[What is expected] Every entry must be duplicated precisely as written.

[Stored data]

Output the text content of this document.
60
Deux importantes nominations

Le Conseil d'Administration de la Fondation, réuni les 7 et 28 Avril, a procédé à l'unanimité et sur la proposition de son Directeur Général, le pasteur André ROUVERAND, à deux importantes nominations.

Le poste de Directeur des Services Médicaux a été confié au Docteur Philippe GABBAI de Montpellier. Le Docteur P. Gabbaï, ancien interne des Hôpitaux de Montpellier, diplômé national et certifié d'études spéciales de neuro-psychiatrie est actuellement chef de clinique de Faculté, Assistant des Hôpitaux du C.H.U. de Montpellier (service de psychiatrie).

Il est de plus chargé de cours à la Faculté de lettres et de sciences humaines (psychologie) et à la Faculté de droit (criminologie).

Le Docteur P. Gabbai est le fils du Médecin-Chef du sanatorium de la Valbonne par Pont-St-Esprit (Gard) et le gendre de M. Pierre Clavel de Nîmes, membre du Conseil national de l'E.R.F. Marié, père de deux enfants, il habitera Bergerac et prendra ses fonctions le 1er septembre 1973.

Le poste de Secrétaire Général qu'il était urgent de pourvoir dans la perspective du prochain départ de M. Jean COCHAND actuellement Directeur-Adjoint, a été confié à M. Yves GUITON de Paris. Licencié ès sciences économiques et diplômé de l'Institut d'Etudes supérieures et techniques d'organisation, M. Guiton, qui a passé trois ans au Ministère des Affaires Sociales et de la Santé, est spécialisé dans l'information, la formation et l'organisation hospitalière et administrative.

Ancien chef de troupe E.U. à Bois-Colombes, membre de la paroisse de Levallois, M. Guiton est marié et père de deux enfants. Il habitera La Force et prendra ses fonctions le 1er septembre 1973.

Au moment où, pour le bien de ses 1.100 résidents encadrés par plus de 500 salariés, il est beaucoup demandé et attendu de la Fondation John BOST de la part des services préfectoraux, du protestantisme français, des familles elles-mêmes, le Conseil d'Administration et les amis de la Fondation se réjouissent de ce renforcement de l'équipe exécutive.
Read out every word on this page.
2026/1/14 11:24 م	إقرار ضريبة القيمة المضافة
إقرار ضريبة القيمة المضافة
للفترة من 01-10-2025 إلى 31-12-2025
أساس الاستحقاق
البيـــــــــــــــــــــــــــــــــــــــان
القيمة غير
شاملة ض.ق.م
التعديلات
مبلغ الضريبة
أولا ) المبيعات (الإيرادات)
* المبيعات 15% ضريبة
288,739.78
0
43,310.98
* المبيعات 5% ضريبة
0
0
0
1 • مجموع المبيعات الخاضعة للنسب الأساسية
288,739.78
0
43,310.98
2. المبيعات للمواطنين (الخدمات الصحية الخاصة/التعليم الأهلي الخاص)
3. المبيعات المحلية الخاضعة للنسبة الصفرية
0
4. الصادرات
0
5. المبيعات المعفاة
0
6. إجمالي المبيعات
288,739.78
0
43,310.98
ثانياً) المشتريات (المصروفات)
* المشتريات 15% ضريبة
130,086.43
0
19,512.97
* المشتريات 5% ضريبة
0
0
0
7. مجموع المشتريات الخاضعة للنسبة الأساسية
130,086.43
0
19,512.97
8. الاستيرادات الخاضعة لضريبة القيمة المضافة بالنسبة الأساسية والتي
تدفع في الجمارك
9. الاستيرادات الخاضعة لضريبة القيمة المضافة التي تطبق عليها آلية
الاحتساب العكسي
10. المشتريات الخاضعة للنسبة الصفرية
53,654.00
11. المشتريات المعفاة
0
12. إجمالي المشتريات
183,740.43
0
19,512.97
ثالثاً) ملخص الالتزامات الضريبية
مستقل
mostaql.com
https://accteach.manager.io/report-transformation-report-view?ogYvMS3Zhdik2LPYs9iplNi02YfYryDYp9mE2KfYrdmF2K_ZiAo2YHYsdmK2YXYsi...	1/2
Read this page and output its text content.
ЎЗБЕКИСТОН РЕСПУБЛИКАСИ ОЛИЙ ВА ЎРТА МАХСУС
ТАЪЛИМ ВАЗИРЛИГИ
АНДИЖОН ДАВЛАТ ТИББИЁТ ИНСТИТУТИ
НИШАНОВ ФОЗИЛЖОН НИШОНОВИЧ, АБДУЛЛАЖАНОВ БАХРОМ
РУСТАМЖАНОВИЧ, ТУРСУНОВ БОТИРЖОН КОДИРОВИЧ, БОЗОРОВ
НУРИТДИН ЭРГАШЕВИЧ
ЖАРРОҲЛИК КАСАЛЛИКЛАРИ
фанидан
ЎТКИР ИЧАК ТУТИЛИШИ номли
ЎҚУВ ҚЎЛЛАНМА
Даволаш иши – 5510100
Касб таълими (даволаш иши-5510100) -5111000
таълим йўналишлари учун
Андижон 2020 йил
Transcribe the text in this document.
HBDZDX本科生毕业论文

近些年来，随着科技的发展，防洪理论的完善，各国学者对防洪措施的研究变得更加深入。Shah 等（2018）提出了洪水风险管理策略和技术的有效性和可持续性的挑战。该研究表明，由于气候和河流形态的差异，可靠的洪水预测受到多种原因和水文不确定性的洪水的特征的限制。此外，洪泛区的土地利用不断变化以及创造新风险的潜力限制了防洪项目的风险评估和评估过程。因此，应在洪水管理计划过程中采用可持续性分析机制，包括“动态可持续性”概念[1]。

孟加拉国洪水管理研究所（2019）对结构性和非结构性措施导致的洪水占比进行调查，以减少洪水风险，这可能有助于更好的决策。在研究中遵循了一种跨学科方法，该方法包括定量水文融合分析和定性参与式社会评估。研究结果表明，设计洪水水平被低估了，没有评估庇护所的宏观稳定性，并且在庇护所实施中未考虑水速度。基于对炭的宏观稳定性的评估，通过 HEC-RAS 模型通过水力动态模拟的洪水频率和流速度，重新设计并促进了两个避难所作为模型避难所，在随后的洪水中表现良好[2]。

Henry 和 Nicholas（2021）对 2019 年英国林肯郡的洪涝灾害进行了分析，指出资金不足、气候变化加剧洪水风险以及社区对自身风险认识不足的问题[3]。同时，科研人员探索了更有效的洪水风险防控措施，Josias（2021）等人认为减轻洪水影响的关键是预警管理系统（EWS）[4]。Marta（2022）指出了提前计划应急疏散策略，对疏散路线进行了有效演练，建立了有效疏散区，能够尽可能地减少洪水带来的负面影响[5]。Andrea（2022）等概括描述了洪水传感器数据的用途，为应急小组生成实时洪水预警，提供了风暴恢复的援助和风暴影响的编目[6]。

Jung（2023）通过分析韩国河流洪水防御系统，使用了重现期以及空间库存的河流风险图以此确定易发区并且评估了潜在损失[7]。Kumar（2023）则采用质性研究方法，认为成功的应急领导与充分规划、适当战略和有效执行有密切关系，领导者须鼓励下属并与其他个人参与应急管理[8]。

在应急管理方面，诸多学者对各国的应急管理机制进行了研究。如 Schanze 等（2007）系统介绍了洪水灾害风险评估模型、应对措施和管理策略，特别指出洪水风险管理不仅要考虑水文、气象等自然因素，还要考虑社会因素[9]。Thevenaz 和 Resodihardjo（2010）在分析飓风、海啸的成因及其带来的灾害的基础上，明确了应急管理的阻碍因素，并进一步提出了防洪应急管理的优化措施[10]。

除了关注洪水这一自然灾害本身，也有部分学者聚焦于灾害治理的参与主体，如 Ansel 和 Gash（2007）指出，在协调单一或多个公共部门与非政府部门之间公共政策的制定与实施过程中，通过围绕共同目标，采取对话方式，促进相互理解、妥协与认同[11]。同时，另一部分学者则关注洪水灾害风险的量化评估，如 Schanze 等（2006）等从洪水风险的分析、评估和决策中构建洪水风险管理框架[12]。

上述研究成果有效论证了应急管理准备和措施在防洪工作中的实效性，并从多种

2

[Correct result]
Output the text content of this document.
60
Deux importantes nominations

Le Conseil d'Administration de la Fondation, réuni les 7 et 28 Avril, a procédé à l'unanimité et sur la proposition de son Directeur Général, le pasteur André ROUVERAND, à deux importantes nominations.

Le poste de Directeur des Services Médicaux a été confié au Docteur Philippe GABBAI de Montpellier. Le Docteur P. Gabbaï, ancien interne des Hôpitaux de Montpellier, diplômé national et certifié d'études spéciales de neuro-psychiatrie est actuellement chef de clinique de Faculté, Assistant des Hôpitaux du C.H.U. de Montpellier (service de psychiatrie).

Il est de plus chargé de cours à la Faculté de lettres et de sciences humaines (psychologie) et à la Faculté de droit (criminologie).

Le Docteur P. Gabbai est le fils du Médecin-Chef du sanatorium de la Valbonne par Pont-St-Esprit (Gard) et le gendre de M. Pierre Clavel de Nîmes, membre du Conseil national de l'E.R.F. Marié, père de deux enfants, il habitera Bergerac et prendra ses fonctions le 1er septembre 1973.

Le poste de Secrétaire Général qu'il était urgent de pourvoir dans la perspective du prochain départ de M. Jean COCHAND actuellement Directeur-Adjoint, a été confié à M. Yves GUITON de Paris. Licencié ès sciences économiques et diplômé de l'Institut d'Etudes supérieures et techniques d'organisation, M. Guiton, qui a passé trois ans au Ministère des Affaires Sociales et de la Santé, est spécialisé dans l'information, la formation et l'organisation hospitalière et administrative.

Ancien chef de troupe E.U. à Bois-Colombes, membre de la paroisse de Levallois, M. Guiton est marié et père de deux enfants. Il habitera La Force et prendra ses fonctions le 1er septembre 1973.

Au moment où, pour le bien de ses 1.100 résidents encadrés par plus de 500 salariés, il est beaucoup demandé et attendu de la Fondation John BOST de la part des services préfectoraux, du protestantisme français, des familles elles-mêmes, le Conseil d'Administration et les amis de la Fondation se réjouissent de ce renforcement de l'équipe exécutive.
Read out every word on this page.
2026/1/14 11:24 م	إقرار ضريبة القيمة المضافة
إقرار ضريبة القيمة المضافة
للفترة من 01-10-2025 إلى 31-12-2025
أساس الاستحقاق
البيـــــــــــــــــــــــــــــــــــــــان
القيمة غير
شاملة ض.ق.م
التعديلات
مبلغ الضريبة
أولا ) المبيعات (الإيرادات)
* المبيعات 15% ضريبة
288,739.78
0
43,310.98
* المبيعات 5% ضريبة
0
0
0
1 • مجموع المبيعات الخاضعة للنسب الأساسية
288,739.78
0
43,310.98
2. المبيعات للمواطنين (الخدمات الصحية الخاصة/التعليم الأهلي الخاص)
3. المبيعات المحلية الخاضعة للنسبة الصفرية
0
4. الصادرات
0
5. المبيعات المعفاة
0
6. إجمالي المبيعات
288,739.78
0
43,310.98
ثانياً) المشتريات (المصروفات)
* المشتريات 15% ضريبة
130,086.43
0
19,512.97
* المشتريات 5% ضريبة
0
0
0
7. مجموع المشتريات الخاضعة للنسبة الأساسية
130,086.43
0
19,512.97
8. الاستيرادات الخاضعة لضريبة القيمة المضافة بالنسبة الأساسية والتي
تدفع في الجمارك
9. الاستيرادات الخاضعة لضريبة القيمة المضافة التي تطبق عليها آلية
الاحتساب العكسي
10. المشتريات الخاضعة للنسبة الصفرية
53,654.00
11. المشتريات المعفاة
0
12. إجمالي المشتريات
183,740.43
0
19,512.97
ثالثاً) ملخص الالتزامات الضريبية
مستقل
mostaql.com
https://accteach.manager.io/report-transformation-report-view?ogYvMS3Zhdik2LPYs9iplNi02YfYryDYp9mE2KfYrdmF2K_ZiAo2YHYsdmK2YXYsi...	1/2
Read this page and output its text content.
ЎЗБЕКИСТОН РЕСПУБЛИКАСИ ОЛИЙ ВА ЎРТА МАХСУС
ТАЪЛИМ ВАЗИРЛИГИ
АНДИЖОН ДАВЛАТ ТИББИЁТ ИНСТИТУТИ
НИШАНОВ ФОЗИЛЖОН НИШОНОВИЧ, АБДУЛЛАЖАНОВ БАХРОМ
РУСТАМЖАНОВИЧ, ТУРСУНОВ БОТИРЖОН КОДИРОВИЧ, БОЗОРОВ
НУРИТДИН ЭРГАШЕВИЧ
ЖАРРОҲЛИК КАСАЛЛИКЛАРИ
фанидан
ЎТКИР ИЧАК ТУТИЛИШИ номли
ЎҚУВ ҚЎЛЛАНМА
Даволаш иши – 5510100
Касб таълими (даволаш иши-5510100) -5111000
таълим йўналишлари учун
Андижон 2020 йил
Transcribe the text in this document.
HBDZDX本科生毕业论文

近些年来，随着科技的发展，防洪理论的完善，各国学者对防洪措施的研究变得更加深入。Shah 等（2018）提出了洪水风险管理策略和技术的有效性和可持续性的挑战。该研究表明，由于气候和河流形态的差异，可靠的洪水预测受到多种原因和水文不确定性的洪水的特征的限制。此外，洪泛区的土地利用不断变化以及创造新风险的潜力限制了防洪项目的风险评估和评估过程。因此，应在洪水管理计划过程中采用可持续性分析机制，包括“动态可持续性”概念[1]。

孟加拉国洪水管理研究所（2019）对结构性和非结构性措施导致的洪水占比进行调查，以减少洪水风险，这可能有助于更好的决策。在研究中遵循了一种跨学科方法，该方法包括定量水文融合分析和定性参与式社会评估。研究结果表明，设计洪水水平被低估了，没有评估庇护所的宏观稳定性，并且在庇护所实施中未考虑水速度。基于对炭的宏观稳定性的评估，通过 HEC-RAS 模型通过水力动态模拟的洪水频率和流速度，重新设计并促进了两个避难所作为模型避难所，在随后的洪水中表现良好[2]。

Henry 和 Nicholas（2021）对 2019 年英国林肯郡的洪涝灾害进行了分析，指出资金不足、气候变化加剧洪水风险以及社区对自身风险认识不足的问题[3]。同时，科研人员探索了更有效的洪水风险防控措施，Josias（2021）等人认为减轻洪水影响的关键是预警管理系统（EWS）[4]。Marta（2022）指出了提前计划应急疏散策略，对疏散路线进行了有效演练，建立了有效疏散区，能够尽可能地减少洪水带来的负面影响[5]。Andrea（2022）等概括描述了洪水传感器数据的用途，为应急小组生成实时洪水预警，提供了风暴恢复的援助和风暴影响的编目[6]。

Jung（2023）通过分析韩国河流洪水防御系统，使用了重现期以及空间库存的河流风险图以此确定易发区并且评估了潜在损失[7]。Kumar（2023）则采用质性研究方法，认为成功的应急领导与充分规划、适当战略和有效执行有密切关系，领导者须鼓励下属并与其他个人参与应急管理[8]。

在应急管理方面，诸多学者对各国的应急管理机制进行了研究。如 Schanze 等（2007）系统介绍了洪水灾害风险评估模型、应对措施和管理策略，特别指出洪水风险管理不仅要考虑水文、气象等自然因素，还要考虑社会因素[9]。Thevenaz 和 Resodihardjo（2010）在分析飓风、海啸的成因及其带来的灾害的基础上，明确了应急管理的阻碍因素，并进一步提出了防洪应急管理的优化措施[10]。

除了关注洪水这一自然灾害本身，也有部分学者聚焦于灾害治理的参与主体，如 Ansel 和 Gash（2007）指出，在协调单一或多个公共部门与非政府部门之间公共政策的制定与实施过程中，通过围绕共同目标，采取对话方式，促进相互理解、妥协与认同[11]。同时，另一部分学者则关注洪水灾害风险的量化评估，如 Schanze 等（2006）等从洪水风险的分析、评估和决策中构建洪水风险管理框架[12]。

上述研究成果有效论证了应急管理准备和措施在防洪工作中的实效性，并从多种

2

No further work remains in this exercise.